▸ **WHAT IS REQUIRED**
Separate out the lines that hold "投机取巧".

[Saved entries]

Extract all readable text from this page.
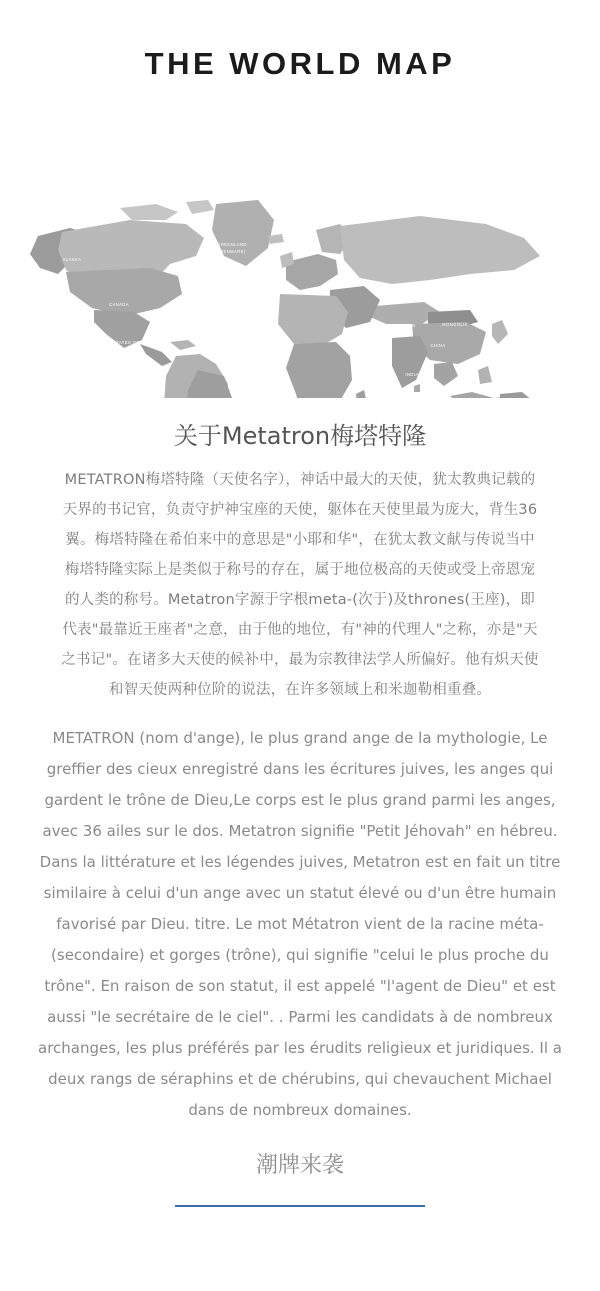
THE WORLD MAP
ALASKA
GREENLAND
(DENMARK)
CANADA
UNITED STATES OF AMERICA
MEXICO
RUSSIA
KAZAKHSTAN	MONGOLIA
CHINA
INDIA
关于Metatron梅塔特隆

METATRON梅塔特隆（天使名字），神话中最大的天使，犹太教典记载的天界的书记官，负责守护神宝座的天使，躯体在天使里最为庞大，背生36翼。梅塔特隆在希伯来中的意思是"小耶和华"，在犹太教文献与传说当中梅塔特隆实际上是类似于称号的存在，属于地位极高的天使或受上帝恩宠的人类的称号。Metatron字源于字根meta-(次于)及thrones(王座)，即代表"最靠近王座者"之意，由于他的地位，有"神的代理人"之称，亦是"天之书记"。在诸多大天使的候补中，最为宗教律法学人所偏好。他有炽天使和智天使两种位阶的说法，在许多领域上和米迦勒相重叠。

METATRON (nom d'ange), le plus grand ange de la mythologie, Le greffier des cieux enregistré dans les écritures juives, les anges qui gardent le trône de Dieu,Le corps est le plus grand parmi les anges, avec 36 ailes sur le dos. Metatron signifie "Petit Jéhovah" en hébreu. Dans la littérature et les légendes juives, Metatron est en fait un titre similaire à celui d'un ange avec un statut élevé ou d'un être humain favorisé par Dieu. titre. Le mot Métatron vient de la racine méta- (secondaire) et gorges (trône), qui signifie "celui le plus proche du trône". En raison de son statut, il est appelé "l'agent de Dieu" et est aussi "le secrétaire de le ciel". . Parmi les candidats à de nombreux archanges, les plus préférés par les érudits religieux et juridiques. Il a deux rangs de séraphins et de chérubins, qui chevauchent Michael dans de nombreux domaines.

潮牌来袭
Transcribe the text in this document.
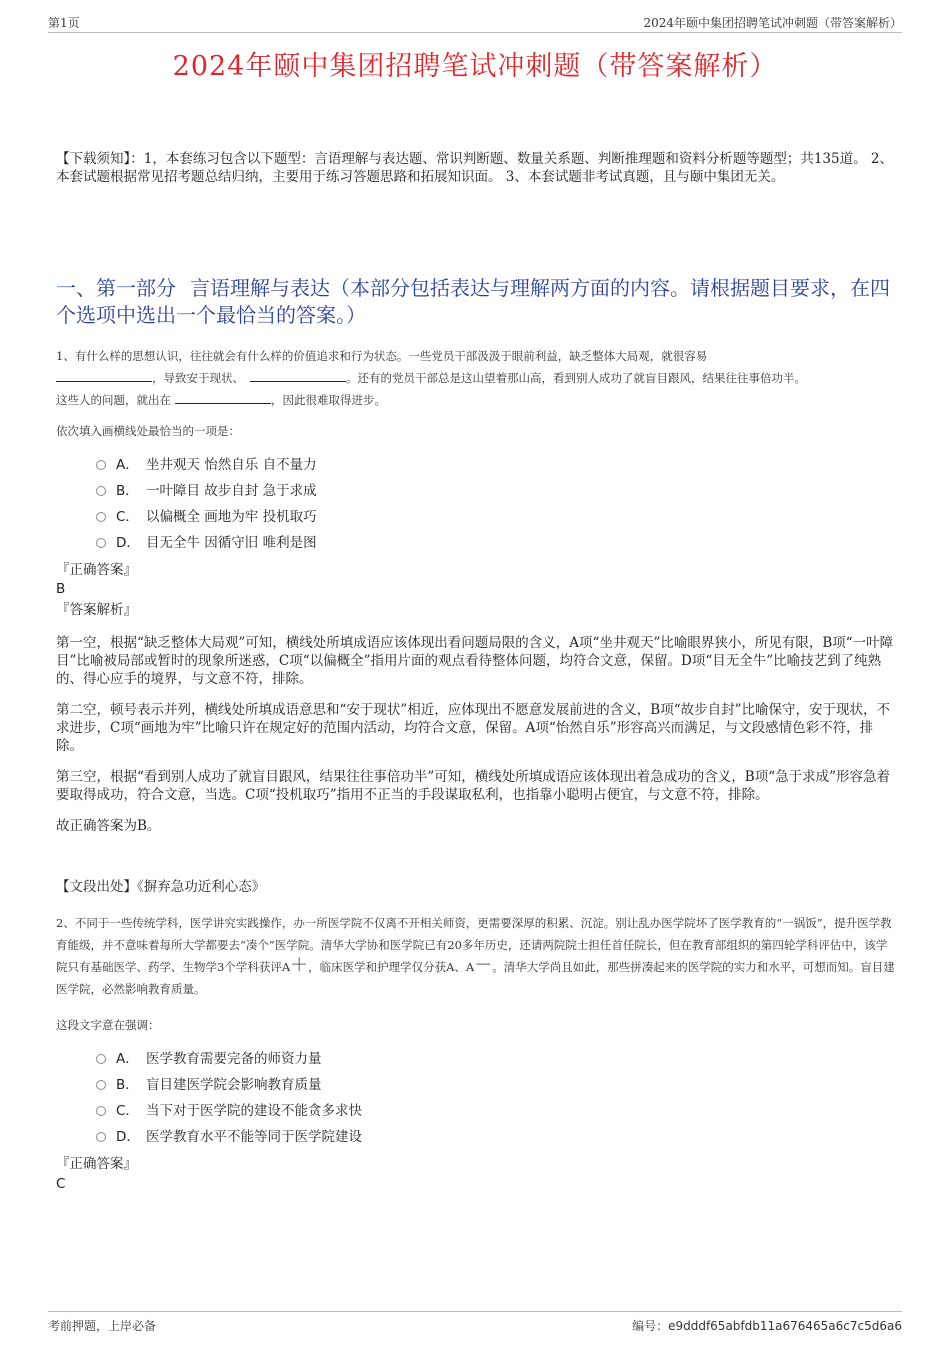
第1页	2024年颐中集团招聘笔试冲刺题（带答案解析）
2024年颐中集团招聘笔试冲刺题（带答案解析）
【下载须知】：1，本套练习包含以下题型：言语理解与表达题、常识判断题、数量关系题、判断推理题和资料分析题等题型；共135道。 2、本套试题根据常见招考题总结归纳，主要用于练习答题思路和拓展知识面。 3、本套试题非考试真题，且与颐中集团无关。
一、第一部分 言语理解与表达（本部分包括表达与理解两方面的内容。请根据题目要求，在四个选项中选出一个最恰当的答案。）
1、有什么样的思想认识，往往就会有什么样的价值追求和行为状态。一些党员干部汲汲于眼前利益，缺乏整体大局观，就很容易
，导致安于现状、	。还有的党员干部总是这山望着那山高，看到别人成功了就盲目跟风，结果往往事倍功半。
这些人的问题，就出在	，因此很难取得进步。
依次填入画横线处最恰当的一项是：
A． 坐井观天 怡然自乐 自不量力
B． 一叶障目 故步自封 急于求成
C． 以偏概全 画地为牢 投机取巧
D． 目无全牛 因循守旧 唯利是图
『正确答案』
B
『答案解析』

第一空，根据“缺乏整体大局观”可知，横线处所填成语应该体现出看问题局限的含义，A项“坐井观天”比喻眼界狭小，所见有限，B项“一叶障目”比喻被局部或暂时的现象所迷惑，C项“以偏概全”指用片面的观点看待整体问题，均符合文意，保留。D项“目无全牛”比喻技艺到了纯熟的、得心应手的境界，与文意不符，排除。

第二空，顿号表示并列，横线处所填成语意思和“安于现状”相近，应体现出不愿意发展前进的含义，B项“故步自封”比喻保守，安于现状，不求进步，C项“画地为牢”比喻只许在规定好的范围内活动，均符合文意，保留。A项“怡然自乐”形容高兴而满足，与文段感情色彩不符，排除。

第三空，根据“看到别人成功了就盲目跟风，结果往往事倍功半”可知，横线处所填成语应该体现出着急成功的含义，B项“急于求成”形容急着要取得成功，符合文意，当选。C项“投机取巧”指用不正当的手段谋取私利，也指靠小聪明占便宜，与文意不符，排除。

故正确答案为B。

【文段出处】《摒弃急功近利心态》
2、不同于一些传统学科，医学讲究实践操作，办一所医学院不仅离不开相关师资，更需要深厚的积累、沉淀。别让乱办医学院坏了医学教育的“一锅饭”，提升医学教育能级，并不意味着每所大学都要去“凑个”医学院。清华大学协和医学院已有20多年历史，还请两院院士担任首任院长，但在教育部组织的第四轮学科评估中，该学院只有基础医学、药学、生物学3个学科获评A＋，临床医学和护理学仅分获A、A－。清华大学尚且如此，那些拼凑起来的医学院的实力和水平，可想而知。盲目建医学院，必然影响教育质量。
这段文字意在强调：
A． 医学教育需要完备的师资力量
B． 盲目建医学院会影响教育质量
C． 当下对于医学院的建设不能贪多求快
D． 医学教育水平不能等同于医学院建设
『正确答案』
C
考前押题，上岸必备	编号：e9dddf65abfdb11a676465a6c7c5d6a6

▸ **ANSWER TO THIS PROBLEM**
C． 以偏概全 画地为牢 投机取巧
第三空，根据“看到别人成功了就盲目跟风，结果往往事倍功半”可知，横线处所填成语应该体现出着急成功的含义，B项“急于求成”形容急着要取得成功，符合文意，当选。C项“投机取巧”指用不正当的手段谋取私利，也指靠小聪明占便宜，与文意不符，排除。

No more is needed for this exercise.